* begin Exercise data *
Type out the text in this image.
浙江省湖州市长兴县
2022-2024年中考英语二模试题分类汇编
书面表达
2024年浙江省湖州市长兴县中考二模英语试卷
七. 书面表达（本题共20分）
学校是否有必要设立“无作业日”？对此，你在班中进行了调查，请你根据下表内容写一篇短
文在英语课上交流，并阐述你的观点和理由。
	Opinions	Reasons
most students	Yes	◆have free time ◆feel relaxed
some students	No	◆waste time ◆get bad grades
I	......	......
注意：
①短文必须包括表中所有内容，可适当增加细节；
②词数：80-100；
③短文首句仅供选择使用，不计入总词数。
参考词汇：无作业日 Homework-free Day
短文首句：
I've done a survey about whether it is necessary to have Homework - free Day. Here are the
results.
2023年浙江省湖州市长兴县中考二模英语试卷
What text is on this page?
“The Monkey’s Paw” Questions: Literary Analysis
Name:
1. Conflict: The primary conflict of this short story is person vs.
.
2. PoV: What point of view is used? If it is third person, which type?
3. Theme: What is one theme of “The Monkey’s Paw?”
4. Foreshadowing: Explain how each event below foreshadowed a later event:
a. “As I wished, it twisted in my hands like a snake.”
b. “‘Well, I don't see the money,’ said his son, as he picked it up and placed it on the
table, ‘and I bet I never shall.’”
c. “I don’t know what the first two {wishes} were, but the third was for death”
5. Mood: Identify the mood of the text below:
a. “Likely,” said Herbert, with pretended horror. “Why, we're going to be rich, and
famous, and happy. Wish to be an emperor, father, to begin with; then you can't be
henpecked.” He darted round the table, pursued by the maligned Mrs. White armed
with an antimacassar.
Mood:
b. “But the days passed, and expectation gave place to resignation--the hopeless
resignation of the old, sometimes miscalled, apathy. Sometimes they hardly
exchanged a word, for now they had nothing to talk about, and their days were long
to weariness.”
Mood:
* end Exercise data *
What the task requires:
Please output the entire listing exactly as it stands.

Exercise answer:
Type out the text in this image.
浙江省湖州市长兴县
2022-2024年中考英语二模试题分类汇编
书面表达
2024年浙江省湖州市长兴县中考二模英语试卷
七. 书面表达（本题共20分）
学校是否有必要设立“无作业日”？对此，你在班中进行了调查，请你根据下表内容写一篇短
文在英语课上交流，并阐述你的观点和理由。
	Opinions	Reasons
most students	Yes	◆have free time ◆feel relaxed
some students	No	◆waste time ◆get bad grades
I	......	......
注意：
①短文必须包括表中所有内容，可适当增加细节；
②词数：80-100；
③短文首句仅供选择使用，不计入总词数。
参考词汇：无作业日 Homework-free Day
短文首句：
I've done a survey about whether it is necessary to have Homework - free Day. Here are the
results.
2023年浙江省湖州市长兴县中考二模英语试卷
What text is on this page?
“The Monkey’s Paw” Questions: Literary Analysis
Name:
1. Conflict: The primary conflict of this short story is person vs.
.
2. PoV: What point of view is used? If it is third person, which type?
3. Theme: What is one theme of “The Monkey’s Paw?”
4. Foreshadowing: Explain how each event below foreshadowed a later event:
a. “As I wished, it twisted in my hands like a snake.”
b. “‘Well, I don't see the money,’ said his son, as he picked it up and placed it on the
table, ‘and I bet I never shall.’”
c. “I don’t know what the first two {wishes} were, but the third was for death”
5. Mood: Identify the mood of the text below:
a. “Likely,” said Herbert, with pretended horror. “Why, we're going to be rich, and
famous, and happy. Wish to be an emperor, father, to begin with; then you can't be
henpecked.” He darted round the table, pursued by the maligned Mrs. White armed
with an antimacassar.
Mood:
b. “But the days passed, and expectation gave place to resignation--the hopeless
resignation of the old, sometimes miscalled, apathy. Sometimes they hardly
exchanged a word, for now they had nothing to talk about, and their days were long
to weariness.”
Mood:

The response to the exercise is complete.